_Material for the task_

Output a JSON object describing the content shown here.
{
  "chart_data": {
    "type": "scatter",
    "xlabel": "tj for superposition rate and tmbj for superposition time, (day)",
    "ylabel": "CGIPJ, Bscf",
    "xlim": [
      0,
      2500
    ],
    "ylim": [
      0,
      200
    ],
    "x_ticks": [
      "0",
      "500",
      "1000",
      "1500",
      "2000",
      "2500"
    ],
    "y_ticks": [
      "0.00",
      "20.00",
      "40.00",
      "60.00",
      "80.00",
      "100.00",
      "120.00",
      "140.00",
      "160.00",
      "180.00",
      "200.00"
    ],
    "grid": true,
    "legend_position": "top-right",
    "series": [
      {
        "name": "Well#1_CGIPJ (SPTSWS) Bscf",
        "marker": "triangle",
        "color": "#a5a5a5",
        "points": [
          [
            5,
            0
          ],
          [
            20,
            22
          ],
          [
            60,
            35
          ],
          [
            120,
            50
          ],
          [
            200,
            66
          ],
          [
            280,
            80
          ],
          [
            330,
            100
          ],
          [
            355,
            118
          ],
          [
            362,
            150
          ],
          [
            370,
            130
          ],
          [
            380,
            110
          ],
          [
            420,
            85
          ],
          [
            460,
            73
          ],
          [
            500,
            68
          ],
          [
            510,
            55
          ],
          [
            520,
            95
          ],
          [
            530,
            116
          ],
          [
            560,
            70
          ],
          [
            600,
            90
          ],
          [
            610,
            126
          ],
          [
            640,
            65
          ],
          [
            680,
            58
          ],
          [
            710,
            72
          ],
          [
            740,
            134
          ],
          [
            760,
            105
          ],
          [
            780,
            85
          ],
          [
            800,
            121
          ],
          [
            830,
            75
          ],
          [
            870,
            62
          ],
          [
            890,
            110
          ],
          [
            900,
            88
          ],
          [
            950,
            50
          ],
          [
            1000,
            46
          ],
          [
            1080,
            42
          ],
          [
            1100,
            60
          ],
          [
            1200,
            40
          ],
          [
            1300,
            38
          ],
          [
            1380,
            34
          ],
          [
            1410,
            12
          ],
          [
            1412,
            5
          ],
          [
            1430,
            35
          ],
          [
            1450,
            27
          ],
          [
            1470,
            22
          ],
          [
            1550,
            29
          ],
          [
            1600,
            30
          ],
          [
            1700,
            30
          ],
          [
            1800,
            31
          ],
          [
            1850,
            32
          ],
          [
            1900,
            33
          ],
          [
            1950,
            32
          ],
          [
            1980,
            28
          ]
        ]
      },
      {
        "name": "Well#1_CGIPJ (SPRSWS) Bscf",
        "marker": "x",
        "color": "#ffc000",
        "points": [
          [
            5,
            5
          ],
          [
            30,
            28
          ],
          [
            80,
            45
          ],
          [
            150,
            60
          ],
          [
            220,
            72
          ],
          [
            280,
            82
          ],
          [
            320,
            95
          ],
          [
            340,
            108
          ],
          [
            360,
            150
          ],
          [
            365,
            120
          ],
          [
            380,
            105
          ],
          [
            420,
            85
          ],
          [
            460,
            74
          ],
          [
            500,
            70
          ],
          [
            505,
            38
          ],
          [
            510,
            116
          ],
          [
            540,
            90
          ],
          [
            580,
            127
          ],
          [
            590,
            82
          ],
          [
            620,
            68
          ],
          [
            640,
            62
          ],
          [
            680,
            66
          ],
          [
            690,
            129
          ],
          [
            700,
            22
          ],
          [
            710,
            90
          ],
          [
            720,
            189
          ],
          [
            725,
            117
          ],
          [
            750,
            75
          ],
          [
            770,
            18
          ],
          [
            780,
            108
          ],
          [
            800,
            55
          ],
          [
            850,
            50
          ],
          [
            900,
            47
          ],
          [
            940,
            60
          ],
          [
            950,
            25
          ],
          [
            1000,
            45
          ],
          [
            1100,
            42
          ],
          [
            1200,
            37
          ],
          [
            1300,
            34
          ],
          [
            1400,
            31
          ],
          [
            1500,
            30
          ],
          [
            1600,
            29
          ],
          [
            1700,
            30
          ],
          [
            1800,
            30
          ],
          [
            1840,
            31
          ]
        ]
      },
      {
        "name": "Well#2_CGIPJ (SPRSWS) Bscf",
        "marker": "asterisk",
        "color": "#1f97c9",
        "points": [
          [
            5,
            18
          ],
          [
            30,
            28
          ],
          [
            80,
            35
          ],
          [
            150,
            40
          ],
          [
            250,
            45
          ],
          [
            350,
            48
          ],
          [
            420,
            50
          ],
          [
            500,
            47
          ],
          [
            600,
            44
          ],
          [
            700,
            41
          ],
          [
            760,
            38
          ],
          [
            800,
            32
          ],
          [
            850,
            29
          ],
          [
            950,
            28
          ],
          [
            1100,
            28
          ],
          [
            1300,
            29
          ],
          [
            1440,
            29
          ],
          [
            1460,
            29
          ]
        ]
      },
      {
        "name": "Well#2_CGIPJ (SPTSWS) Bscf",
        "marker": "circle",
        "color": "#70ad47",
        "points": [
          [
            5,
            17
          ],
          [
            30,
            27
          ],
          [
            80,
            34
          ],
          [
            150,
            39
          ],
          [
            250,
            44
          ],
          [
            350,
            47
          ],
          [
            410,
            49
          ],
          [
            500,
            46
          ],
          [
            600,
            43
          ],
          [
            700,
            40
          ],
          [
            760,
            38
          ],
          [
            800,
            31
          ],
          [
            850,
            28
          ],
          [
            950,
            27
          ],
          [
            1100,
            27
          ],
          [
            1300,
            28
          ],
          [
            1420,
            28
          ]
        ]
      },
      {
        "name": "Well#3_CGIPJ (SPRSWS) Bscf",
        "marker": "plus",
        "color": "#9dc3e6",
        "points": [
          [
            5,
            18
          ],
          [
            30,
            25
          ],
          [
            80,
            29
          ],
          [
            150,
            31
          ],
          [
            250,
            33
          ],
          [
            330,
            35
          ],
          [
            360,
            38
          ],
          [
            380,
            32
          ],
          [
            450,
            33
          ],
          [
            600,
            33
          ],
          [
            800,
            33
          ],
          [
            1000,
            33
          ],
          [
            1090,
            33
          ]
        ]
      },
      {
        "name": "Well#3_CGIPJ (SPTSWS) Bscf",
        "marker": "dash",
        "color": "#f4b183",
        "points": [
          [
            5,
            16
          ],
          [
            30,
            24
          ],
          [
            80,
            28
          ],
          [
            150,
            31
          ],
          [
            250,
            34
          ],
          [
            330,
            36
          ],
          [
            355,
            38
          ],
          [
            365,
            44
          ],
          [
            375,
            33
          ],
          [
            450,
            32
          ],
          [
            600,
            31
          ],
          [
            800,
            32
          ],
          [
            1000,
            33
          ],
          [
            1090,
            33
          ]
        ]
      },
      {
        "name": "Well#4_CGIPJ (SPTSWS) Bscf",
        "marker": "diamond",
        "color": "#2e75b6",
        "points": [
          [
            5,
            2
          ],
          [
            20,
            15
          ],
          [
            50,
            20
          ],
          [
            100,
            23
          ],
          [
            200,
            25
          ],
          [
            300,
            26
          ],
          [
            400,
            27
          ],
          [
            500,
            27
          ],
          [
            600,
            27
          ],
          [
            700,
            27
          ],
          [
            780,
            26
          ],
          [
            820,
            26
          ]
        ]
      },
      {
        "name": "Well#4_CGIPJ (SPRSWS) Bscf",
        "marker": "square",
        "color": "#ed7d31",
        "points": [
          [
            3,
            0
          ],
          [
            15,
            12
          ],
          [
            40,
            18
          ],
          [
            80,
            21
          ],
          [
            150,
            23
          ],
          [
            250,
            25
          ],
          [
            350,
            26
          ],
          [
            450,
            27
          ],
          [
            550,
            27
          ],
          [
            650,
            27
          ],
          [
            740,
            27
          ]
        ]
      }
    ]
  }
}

_Goal_
In the listing, find all lines with the string "Bscf" and copy them.

_Worked solution_
    "ylabel": "CGIPJ, Bscf",
        "name": "Well#1_CGIPJ (SPTSWS) Bscf",
        "name": "Well#1_CGIPJ (SPRSWS) Bscf",
        "name": "Well#2_CGIPJ (SPRSWS) Bscf",
        "name": "Well#2_CGIPJ (SPTSWS) Bscf",
        "name": "Well#3_CGIPJ (SPRSWS) Bscf",
        "name": "Well#3_CGIPJ (SPTSWS) Bscf",
        "name": "Well#4_CGIPJ (SPTSWS) Bscf",
        "name": "Well#4_CGIPJ (SPRSWS) Bscf",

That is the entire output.